> [DIRECTIONS]:
Write out the material exactly, without any of its pictures.

-- START OF SUPPLIED DATA --

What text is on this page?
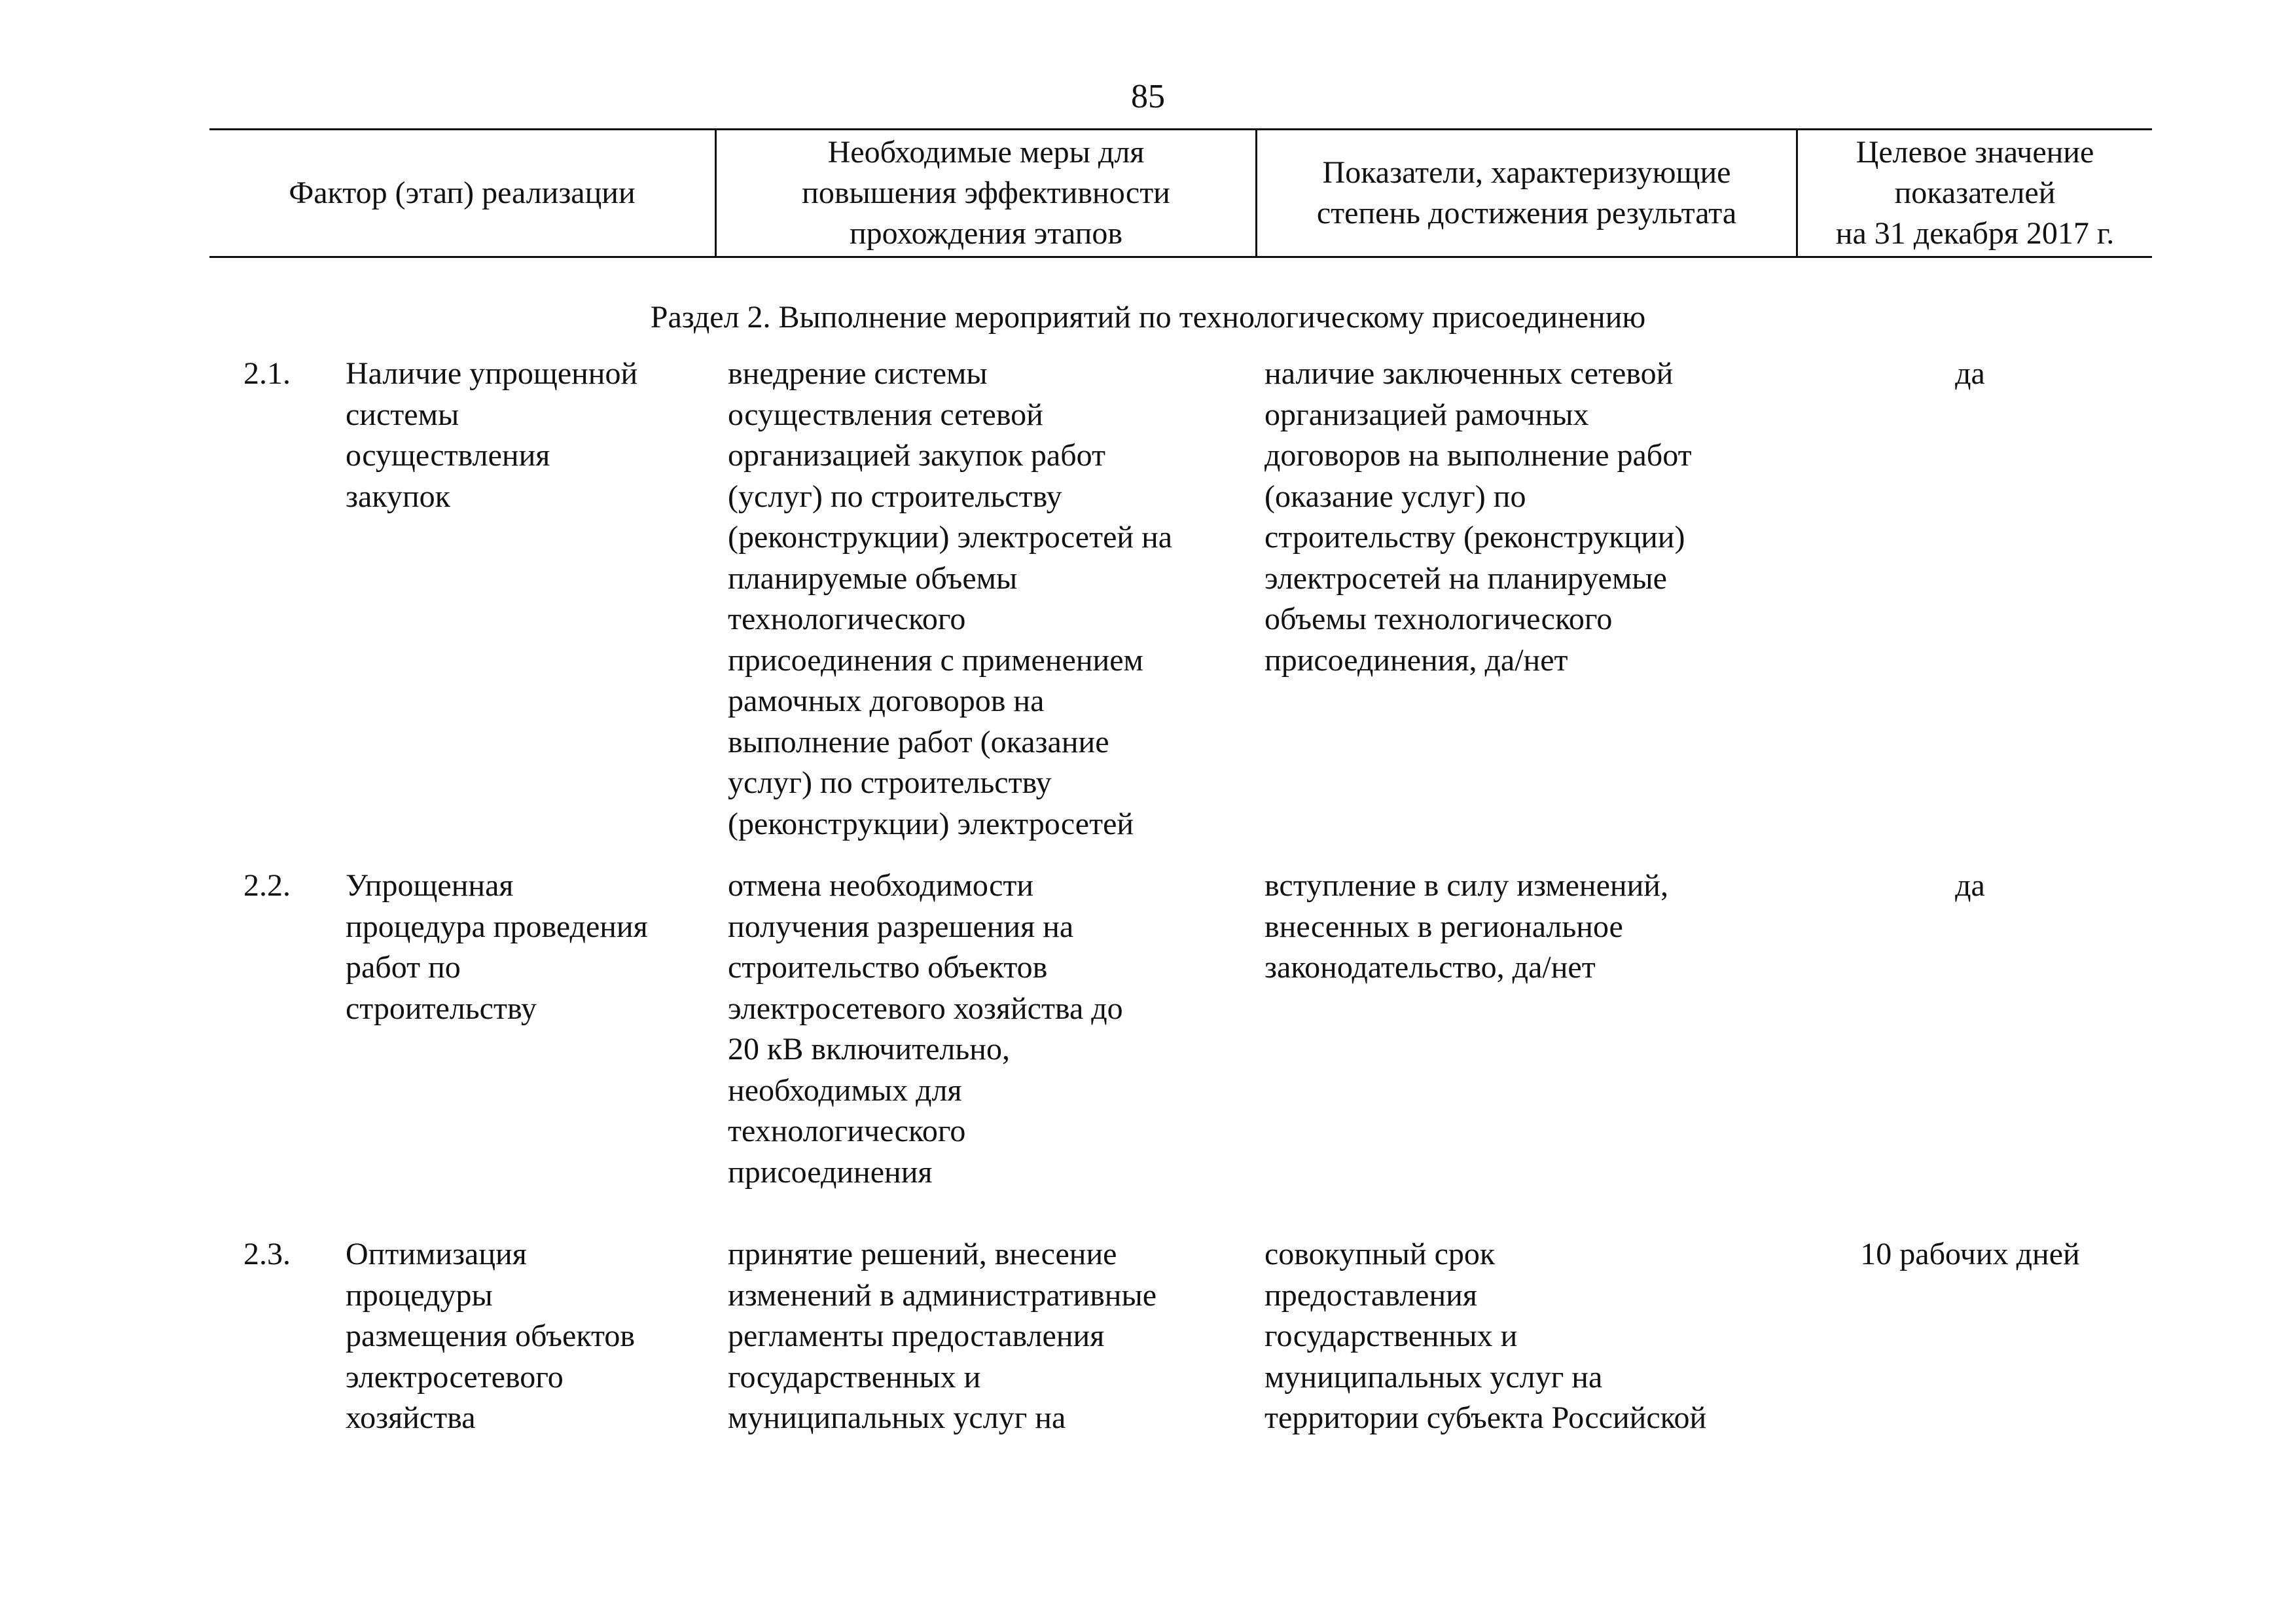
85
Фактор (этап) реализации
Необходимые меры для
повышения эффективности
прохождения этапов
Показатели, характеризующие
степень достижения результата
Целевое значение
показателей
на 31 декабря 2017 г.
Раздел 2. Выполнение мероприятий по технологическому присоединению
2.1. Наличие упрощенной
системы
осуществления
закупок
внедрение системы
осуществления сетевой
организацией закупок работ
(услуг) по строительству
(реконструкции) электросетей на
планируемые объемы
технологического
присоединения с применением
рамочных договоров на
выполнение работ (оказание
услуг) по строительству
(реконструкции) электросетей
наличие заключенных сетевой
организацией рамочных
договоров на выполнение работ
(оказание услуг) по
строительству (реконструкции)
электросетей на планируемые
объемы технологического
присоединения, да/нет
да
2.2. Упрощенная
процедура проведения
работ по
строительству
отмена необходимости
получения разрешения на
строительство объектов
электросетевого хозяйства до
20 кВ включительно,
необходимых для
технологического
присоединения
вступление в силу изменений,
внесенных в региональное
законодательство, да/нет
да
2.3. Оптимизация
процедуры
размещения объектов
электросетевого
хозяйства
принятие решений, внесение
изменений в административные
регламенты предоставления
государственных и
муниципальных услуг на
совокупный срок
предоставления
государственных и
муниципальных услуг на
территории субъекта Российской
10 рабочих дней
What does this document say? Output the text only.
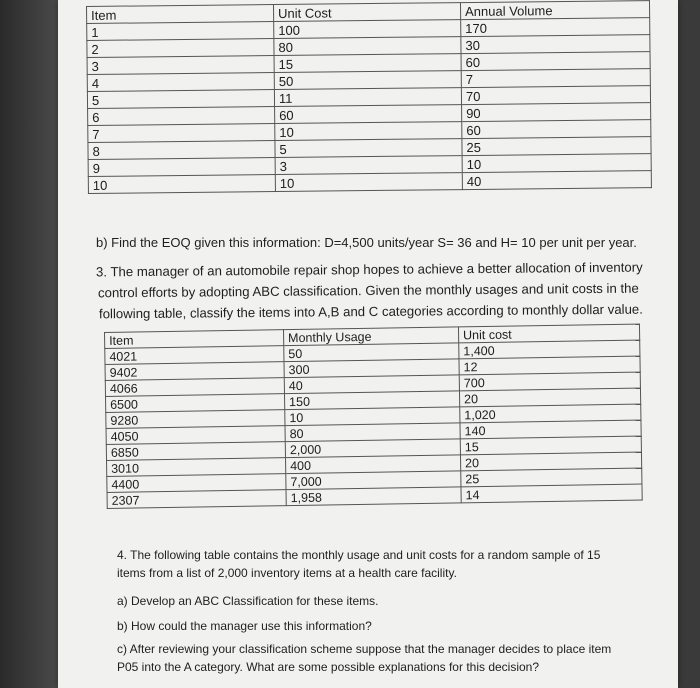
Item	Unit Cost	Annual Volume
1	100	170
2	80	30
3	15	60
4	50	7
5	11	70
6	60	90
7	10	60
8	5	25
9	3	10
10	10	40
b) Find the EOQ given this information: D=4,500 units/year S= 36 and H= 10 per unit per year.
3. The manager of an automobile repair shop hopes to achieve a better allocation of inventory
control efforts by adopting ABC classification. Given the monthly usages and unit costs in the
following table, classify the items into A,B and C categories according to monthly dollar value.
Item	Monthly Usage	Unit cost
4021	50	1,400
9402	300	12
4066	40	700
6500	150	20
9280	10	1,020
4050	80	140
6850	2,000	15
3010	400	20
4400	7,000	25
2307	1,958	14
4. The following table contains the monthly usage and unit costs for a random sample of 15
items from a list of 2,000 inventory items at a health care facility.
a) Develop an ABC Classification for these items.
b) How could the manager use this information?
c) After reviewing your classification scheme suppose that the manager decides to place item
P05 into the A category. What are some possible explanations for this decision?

-- END OF SUPPLIED DATA --

> [TASK RESPONSE]:
What text is on this page?
85
Фактор (этап) реализации
Необходимые меры для
повышения эффективности
прохождения этапов
Показатели, характеризующие
степень достижения результата
Целевое значение
показателей
на 31 декабря 2017 г.
Раздел 2. Выполнение мероприятий по технологическому присоединению
2.1. Наличие упрощенной
системы
осуществления
закупок
внедрение системы
осуществления сетевой
организацией закупок работ
(услуг) по строительству
(реконструкции) электросетей на
планируемые объемы
технологического
присоединения с применением
рамочных договоров на
выполнение работ (оказание
услуг) по строительству
(реконструкции) электросетей
наличие заключенных сетевой
организацией рамочных
договоров на выполнение работ
(оказание услуг) по
строительству (реконструкции)
электросетей на планируемые
объемы технологического
присоединения, да/нет
да
2.2. Упрощенная
процедура проведения
работ по
строительству
отмена необходимости
получения разрешения на
строительство объектов
электросетевого хозяйства до
20 кВ включительно,
необходимых для
технологического
присоединения
вступление в силу изменений,
внесенных в региональное
законодательство, да/нет
да
2.3. Оптимизация
процедуры
размещения объектов
электросетевого
хозяйства
принятие решений, внесение
изменений в административные
регламенты предоставления
государственных и
муниципальных услуг на
совокупный срок
предоставления
государственных и
муниципальных услуг на
территории субъекта Российской
10 рабочих дней
What does this document say? Output the text only.
Item	Unit Cost	Annual Volume
1	100	170
2	80	30
3	15	60
4	50	7
5	11	70
6	60	90
7	10	60
8	5	25
9	3	10
10	10	40
b) Find the EOQ given this information: D=4,500 units/year S= 36 and H= 10 per unit per year.
3. The manager of an automobile repair shop hopes to achieve a better allocation of inventory
control efforts by adopting ABC classification. Given the monthly usages and unit costs in the
following table, classify the items into A,B and C categories according to monthly dollar value.
Item	Monthly Usage	Unit cost
4021	50	1,400
9402	300	12
4066	40	700
6500	150	20
9280	10	1,020
4050	80	140
6850	2,000	15
3010	400	20
4400	7,000	25
2307	1,958	14
4. The following table contains the monthly usage and unit costs for a random sample of 15
items from a list of 2,000 inventory items at a health care facility.
a) Develop an ABC Classification for these items.
b) How could the manager use this information?
c) After reviewing your classification scheme suppose that the manager decides to place item
P05 into the A category. What are some possible explanations for this decision?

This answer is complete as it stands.